• **Stated problem**: Work out how many lines in the listing below include the word "blocked"; answer with the number alone.

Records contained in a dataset
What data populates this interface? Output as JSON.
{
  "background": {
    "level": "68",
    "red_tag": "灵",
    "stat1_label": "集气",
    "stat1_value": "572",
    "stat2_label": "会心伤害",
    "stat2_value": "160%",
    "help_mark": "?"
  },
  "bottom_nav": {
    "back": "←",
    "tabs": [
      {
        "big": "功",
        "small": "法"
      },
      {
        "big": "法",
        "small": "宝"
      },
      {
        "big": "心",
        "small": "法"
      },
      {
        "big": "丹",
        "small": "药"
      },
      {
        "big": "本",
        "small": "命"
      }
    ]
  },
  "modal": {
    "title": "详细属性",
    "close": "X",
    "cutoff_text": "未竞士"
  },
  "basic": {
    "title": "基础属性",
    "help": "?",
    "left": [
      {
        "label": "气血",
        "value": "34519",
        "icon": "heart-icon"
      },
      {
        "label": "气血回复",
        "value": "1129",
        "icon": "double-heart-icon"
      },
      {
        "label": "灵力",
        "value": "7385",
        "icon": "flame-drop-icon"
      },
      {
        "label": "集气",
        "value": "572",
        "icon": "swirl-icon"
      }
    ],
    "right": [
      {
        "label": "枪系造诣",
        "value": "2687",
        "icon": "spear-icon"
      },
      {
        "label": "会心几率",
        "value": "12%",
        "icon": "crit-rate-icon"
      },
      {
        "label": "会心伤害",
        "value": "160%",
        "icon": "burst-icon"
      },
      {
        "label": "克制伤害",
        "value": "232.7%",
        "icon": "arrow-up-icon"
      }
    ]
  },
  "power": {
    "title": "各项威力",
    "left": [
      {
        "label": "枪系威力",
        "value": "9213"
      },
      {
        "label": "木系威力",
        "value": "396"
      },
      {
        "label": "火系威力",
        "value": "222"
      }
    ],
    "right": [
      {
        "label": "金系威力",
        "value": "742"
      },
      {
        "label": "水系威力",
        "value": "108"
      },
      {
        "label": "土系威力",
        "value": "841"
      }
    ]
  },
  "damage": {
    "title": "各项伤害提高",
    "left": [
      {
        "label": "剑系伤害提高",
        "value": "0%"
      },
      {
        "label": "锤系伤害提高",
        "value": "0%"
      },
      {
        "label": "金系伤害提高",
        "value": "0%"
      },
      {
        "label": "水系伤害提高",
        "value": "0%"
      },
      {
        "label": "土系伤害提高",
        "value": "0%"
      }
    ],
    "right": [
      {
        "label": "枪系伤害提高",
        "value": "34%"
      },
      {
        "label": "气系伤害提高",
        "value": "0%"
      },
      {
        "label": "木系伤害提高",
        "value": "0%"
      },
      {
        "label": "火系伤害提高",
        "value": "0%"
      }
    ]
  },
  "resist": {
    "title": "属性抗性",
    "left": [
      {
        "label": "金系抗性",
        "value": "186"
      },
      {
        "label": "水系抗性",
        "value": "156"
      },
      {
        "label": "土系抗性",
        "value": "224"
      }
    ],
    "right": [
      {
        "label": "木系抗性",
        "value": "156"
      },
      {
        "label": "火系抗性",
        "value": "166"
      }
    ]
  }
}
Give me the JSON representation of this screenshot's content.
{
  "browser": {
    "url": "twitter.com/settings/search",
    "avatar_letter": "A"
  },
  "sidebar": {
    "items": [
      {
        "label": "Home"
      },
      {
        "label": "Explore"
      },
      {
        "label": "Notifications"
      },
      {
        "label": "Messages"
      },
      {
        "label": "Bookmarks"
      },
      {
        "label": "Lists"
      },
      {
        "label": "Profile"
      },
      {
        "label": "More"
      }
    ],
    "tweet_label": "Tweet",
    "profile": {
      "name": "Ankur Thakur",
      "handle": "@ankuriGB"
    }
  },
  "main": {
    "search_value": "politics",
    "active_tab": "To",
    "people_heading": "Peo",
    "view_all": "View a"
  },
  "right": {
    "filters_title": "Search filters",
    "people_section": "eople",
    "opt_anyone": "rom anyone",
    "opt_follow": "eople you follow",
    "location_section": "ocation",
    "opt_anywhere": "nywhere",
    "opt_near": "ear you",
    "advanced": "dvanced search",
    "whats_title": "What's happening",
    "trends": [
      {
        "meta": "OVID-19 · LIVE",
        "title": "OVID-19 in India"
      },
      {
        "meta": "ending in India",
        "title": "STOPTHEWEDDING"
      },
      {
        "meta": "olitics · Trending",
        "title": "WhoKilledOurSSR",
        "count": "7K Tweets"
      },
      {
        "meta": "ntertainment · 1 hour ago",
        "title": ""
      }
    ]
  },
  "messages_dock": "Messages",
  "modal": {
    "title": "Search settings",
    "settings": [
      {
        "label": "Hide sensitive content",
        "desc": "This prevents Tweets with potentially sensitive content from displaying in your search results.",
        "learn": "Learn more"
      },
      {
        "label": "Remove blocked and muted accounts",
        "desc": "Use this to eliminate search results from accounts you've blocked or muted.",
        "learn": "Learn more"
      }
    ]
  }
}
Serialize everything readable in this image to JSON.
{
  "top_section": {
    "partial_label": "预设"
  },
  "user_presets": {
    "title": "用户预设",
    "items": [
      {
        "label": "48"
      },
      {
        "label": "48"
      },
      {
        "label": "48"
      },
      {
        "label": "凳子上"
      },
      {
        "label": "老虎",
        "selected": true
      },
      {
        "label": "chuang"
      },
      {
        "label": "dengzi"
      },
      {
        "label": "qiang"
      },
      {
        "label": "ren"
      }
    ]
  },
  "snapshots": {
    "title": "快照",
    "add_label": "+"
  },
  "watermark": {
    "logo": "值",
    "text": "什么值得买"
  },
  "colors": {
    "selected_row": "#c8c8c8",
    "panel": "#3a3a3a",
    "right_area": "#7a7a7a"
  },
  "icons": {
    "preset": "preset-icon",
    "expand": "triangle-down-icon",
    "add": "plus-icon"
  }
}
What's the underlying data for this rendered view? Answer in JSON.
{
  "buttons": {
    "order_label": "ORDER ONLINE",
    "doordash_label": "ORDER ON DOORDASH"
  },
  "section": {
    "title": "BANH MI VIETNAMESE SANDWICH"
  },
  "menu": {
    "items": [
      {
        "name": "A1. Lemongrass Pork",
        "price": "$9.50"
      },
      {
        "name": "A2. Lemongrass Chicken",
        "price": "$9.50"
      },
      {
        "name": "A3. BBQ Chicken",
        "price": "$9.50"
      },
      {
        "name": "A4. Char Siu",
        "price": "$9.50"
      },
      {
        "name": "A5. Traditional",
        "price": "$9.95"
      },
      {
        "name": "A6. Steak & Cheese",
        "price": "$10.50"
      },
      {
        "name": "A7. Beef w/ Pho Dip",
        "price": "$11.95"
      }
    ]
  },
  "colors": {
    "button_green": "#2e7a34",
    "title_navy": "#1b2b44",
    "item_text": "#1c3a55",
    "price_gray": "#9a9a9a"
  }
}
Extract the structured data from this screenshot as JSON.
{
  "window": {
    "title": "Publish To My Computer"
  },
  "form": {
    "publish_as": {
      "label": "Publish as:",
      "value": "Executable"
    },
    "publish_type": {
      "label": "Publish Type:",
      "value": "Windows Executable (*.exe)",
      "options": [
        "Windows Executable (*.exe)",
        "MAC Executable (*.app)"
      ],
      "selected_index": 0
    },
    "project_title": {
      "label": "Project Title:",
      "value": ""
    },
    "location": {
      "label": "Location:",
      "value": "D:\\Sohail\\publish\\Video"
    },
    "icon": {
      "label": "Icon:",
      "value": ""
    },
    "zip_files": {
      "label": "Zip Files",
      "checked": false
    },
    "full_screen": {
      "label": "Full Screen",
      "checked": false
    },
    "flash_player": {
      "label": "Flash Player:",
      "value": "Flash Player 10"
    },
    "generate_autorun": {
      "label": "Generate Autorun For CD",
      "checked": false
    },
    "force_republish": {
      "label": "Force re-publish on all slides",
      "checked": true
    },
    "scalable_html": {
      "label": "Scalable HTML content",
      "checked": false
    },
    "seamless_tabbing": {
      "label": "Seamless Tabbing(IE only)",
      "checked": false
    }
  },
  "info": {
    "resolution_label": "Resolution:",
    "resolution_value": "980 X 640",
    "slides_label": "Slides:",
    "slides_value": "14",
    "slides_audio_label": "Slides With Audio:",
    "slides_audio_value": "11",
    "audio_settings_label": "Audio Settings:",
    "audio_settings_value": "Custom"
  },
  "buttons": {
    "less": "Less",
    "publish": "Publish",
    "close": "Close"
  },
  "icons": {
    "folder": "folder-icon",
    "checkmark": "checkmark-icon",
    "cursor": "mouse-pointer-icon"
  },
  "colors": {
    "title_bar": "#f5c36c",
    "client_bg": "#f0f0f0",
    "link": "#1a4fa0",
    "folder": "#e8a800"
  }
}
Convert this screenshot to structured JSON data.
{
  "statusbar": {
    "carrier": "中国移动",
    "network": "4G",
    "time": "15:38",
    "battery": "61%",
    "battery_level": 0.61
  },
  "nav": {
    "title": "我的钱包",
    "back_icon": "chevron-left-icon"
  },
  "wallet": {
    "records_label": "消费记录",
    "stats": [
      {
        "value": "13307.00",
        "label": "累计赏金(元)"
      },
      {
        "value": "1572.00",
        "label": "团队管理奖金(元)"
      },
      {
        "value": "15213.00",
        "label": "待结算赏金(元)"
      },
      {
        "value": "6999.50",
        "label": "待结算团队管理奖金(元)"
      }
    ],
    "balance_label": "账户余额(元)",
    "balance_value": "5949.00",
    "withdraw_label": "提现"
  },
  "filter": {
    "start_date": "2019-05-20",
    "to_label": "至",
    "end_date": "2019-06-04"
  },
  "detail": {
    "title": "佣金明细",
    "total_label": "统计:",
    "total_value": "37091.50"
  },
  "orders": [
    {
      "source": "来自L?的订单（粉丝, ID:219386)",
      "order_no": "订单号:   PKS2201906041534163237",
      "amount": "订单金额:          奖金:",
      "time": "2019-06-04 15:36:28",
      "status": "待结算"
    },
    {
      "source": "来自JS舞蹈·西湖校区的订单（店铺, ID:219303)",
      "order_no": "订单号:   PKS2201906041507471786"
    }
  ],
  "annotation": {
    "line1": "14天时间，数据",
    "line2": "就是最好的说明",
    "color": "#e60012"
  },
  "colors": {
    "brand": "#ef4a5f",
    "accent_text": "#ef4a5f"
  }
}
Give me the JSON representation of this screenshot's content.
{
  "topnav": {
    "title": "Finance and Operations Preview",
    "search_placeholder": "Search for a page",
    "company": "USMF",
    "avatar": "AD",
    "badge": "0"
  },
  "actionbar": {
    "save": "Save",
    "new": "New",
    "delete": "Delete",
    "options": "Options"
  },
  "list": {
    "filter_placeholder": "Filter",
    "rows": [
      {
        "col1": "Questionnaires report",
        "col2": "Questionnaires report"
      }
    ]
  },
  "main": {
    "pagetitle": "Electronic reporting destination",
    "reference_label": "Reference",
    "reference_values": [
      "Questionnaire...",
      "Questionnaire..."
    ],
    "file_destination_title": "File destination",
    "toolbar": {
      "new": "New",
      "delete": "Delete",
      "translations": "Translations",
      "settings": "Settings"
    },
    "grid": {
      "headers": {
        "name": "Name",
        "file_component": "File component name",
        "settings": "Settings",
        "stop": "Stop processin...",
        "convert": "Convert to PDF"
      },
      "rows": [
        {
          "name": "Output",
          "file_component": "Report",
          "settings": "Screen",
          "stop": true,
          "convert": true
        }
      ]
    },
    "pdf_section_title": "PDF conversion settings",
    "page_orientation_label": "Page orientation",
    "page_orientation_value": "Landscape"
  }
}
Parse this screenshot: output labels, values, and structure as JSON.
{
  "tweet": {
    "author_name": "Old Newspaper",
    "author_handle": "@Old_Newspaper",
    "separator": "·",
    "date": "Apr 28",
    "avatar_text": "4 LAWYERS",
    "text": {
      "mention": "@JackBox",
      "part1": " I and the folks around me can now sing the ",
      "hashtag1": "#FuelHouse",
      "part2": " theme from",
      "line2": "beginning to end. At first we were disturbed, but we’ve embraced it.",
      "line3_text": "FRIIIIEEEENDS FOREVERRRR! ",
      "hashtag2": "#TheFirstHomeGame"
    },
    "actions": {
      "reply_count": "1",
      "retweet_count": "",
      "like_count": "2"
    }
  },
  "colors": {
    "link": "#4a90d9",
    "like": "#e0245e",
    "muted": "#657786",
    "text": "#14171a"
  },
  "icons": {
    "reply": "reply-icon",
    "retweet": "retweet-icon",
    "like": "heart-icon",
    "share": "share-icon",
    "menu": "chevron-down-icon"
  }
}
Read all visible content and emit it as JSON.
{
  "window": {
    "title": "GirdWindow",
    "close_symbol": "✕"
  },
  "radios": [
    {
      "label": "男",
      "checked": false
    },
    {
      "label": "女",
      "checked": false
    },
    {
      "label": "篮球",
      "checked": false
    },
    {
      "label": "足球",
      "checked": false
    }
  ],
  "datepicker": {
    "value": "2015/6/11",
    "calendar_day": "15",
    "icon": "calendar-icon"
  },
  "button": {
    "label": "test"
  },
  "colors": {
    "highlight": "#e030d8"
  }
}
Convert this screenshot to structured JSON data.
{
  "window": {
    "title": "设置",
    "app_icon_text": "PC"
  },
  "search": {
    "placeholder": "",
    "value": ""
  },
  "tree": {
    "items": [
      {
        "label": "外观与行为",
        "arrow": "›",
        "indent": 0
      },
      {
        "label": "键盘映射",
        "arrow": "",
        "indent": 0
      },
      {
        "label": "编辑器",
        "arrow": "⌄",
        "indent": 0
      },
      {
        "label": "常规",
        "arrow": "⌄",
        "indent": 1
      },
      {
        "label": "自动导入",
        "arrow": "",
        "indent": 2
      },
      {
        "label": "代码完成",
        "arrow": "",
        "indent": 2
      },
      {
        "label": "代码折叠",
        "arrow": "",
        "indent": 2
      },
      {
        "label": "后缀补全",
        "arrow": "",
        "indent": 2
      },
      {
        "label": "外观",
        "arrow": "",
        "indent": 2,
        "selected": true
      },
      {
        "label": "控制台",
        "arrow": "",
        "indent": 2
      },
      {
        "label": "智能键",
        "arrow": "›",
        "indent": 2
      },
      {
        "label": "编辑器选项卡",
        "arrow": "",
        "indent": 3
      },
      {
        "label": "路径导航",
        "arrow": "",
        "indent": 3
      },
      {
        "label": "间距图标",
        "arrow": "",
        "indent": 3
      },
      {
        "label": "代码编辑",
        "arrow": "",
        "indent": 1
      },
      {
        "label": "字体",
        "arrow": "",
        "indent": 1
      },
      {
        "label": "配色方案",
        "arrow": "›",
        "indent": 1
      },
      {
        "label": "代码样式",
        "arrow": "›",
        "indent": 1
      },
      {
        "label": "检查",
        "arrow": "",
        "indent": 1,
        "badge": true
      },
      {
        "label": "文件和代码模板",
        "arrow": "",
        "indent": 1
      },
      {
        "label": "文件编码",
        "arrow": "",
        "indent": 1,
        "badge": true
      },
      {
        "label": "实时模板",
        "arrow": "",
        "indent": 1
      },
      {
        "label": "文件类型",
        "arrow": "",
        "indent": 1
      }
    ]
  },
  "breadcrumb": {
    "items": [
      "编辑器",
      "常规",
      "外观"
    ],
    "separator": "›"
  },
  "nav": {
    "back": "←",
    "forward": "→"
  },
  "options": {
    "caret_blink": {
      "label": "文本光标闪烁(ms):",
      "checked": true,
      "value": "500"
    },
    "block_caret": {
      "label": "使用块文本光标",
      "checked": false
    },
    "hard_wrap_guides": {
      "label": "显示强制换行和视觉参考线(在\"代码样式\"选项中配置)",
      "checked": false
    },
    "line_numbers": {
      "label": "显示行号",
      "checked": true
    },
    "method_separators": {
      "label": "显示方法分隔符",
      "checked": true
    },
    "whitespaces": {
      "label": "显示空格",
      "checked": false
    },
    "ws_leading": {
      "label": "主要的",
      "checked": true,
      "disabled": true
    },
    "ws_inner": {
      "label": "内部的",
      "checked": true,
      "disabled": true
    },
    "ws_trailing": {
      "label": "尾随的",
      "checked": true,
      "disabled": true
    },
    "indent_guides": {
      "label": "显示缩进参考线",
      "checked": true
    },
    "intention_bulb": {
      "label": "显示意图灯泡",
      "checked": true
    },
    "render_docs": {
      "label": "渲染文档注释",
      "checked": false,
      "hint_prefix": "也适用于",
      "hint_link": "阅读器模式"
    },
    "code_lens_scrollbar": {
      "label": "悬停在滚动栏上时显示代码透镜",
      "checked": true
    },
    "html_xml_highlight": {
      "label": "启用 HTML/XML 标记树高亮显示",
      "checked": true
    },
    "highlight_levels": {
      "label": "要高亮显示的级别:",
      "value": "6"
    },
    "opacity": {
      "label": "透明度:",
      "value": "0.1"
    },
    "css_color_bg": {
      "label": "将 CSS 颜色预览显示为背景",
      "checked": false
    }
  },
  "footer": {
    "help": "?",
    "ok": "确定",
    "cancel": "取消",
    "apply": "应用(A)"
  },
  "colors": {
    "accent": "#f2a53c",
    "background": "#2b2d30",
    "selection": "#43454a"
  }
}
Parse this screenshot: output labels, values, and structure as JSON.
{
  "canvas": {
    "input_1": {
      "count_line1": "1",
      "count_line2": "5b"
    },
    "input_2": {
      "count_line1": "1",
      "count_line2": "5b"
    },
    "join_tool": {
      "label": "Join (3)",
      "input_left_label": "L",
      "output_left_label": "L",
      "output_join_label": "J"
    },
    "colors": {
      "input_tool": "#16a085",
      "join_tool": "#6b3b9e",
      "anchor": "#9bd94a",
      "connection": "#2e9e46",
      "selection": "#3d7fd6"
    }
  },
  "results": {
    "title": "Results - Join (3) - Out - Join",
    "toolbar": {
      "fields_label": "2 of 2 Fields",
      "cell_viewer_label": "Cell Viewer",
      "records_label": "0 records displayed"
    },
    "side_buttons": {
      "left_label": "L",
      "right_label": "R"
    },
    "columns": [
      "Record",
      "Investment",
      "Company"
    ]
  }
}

• **Solution to the exercise**: 2